WHAT THIS TASK INVOLVES: Copy every line with the string "厦门银行储蓄卡" in it.

>> START DATA PROVIDED

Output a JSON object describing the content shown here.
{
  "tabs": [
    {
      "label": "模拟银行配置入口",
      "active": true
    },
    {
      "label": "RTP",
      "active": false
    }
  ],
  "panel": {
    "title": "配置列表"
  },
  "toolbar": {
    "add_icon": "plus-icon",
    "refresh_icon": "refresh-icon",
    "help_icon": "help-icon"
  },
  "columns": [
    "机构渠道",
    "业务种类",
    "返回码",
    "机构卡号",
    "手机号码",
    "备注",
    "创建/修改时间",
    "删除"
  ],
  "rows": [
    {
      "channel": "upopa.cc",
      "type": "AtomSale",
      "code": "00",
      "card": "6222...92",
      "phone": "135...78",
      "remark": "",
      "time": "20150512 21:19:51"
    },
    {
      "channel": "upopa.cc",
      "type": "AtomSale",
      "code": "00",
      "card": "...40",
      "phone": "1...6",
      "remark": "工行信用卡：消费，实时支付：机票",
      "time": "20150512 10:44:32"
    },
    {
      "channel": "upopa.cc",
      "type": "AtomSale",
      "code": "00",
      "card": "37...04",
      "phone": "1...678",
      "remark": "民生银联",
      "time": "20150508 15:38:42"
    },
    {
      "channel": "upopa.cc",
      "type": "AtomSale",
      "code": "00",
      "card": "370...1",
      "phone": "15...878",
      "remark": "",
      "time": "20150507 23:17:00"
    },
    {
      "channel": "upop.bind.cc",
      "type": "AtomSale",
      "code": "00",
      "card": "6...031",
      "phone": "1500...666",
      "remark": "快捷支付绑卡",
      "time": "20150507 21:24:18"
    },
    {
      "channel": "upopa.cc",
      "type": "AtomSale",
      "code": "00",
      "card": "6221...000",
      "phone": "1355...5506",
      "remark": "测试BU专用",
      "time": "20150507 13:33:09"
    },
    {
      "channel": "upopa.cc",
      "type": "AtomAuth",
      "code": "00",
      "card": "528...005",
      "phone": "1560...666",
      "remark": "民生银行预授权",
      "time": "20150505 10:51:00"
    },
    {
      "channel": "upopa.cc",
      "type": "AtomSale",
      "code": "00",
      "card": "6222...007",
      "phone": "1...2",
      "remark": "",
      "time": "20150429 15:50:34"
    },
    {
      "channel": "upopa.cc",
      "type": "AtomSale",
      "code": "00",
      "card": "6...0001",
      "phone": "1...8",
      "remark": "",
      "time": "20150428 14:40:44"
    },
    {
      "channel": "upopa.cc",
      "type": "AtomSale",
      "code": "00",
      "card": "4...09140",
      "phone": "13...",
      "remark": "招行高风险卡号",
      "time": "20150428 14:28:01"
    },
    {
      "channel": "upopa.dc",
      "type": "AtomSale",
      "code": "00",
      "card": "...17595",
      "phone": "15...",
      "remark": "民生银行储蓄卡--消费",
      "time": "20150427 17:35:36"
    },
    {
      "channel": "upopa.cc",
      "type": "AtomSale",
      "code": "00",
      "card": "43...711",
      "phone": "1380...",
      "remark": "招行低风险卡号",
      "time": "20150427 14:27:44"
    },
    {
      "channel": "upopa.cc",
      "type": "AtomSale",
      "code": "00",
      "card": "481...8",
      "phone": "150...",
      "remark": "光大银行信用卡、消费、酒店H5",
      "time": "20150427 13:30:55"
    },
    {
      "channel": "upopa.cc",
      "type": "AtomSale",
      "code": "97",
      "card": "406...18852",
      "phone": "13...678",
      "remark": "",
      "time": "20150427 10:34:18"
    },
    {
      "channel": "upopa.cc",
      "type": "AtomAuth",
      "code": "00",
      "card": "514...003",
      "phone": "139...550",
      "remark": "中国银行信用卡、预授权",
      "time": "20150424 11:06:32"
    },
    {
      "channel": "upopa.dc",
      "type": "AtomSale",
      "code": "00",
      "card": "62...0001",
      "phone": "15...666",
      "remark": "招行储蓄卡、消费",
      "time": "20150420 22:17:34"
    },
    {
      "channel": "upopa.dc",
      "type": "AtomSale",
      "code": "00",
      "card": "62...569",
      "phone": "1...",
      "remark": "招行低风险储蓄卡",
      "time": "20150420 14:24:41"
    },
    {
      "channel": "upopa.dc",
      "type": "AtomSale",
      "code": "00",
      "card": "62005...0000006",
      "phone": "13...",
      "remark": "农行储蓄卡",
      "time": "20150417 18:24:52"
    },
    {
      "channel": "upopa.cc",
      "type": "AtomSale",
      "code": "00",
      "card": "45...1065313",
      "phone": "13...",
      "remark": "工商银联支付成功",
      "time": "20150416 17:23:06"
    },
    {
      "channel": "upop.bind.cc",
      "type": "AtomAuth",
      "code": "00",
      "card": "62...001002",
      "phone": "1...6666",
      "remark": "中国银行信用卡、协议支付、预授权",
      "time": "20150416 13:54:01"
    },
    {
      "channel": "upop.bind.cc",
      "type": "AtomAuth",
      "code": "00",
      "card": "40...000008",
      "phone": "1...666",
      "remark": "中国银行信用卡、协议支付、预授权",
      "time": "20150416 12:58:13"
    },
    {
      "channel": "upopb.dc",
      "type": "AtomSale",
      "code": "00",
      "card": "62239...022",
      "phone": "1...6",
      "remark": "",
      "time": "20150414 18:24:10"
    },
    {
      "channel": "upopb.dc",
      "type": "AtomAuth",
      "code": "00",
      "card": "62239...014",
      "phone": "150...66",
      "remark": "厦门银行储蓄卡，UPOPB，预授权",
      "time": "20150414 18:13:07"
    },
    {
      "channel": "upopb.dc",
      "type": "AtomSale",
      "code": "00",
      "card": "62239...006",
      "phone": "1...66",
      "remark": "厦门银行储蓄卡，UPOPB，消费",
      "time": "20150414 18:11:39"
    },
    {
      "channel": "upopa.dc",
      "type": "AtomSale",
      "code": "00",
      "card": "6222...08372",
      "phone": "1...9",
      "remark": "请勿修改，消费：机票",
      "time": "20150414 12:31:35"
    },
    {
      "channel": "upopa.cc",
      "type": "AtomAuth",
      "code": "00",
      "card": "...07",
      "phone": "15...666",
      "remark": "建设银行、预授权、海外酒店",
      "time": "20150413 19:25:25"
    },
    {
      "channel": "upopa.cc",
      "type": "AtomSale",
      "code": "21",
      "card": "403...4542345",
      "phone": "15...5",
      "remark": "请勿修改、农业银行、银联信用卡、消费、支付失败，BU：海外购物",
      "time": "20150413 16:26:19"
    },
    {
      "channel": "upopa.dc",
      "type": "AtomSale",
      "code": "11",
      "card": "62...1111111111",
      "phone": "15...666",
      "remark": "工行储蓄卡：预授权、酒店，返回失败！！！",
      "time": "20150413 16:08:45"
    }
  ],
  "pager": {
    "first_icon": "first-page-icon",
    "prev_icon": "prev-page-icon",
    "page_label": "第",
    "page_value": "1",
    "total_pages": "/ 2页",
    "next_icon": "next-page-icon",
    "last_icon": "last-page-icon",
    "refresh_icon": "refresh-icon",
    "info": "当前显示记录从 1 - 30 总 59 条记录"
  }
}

>> END DATA PROVIDED

SOLUTION TO THIS PROBLEM:
      "remark": "厦门银行储蓄卡，UPOPB，预授权",
      "remark": "厦门银行储蓄卡，UPOPB，消费",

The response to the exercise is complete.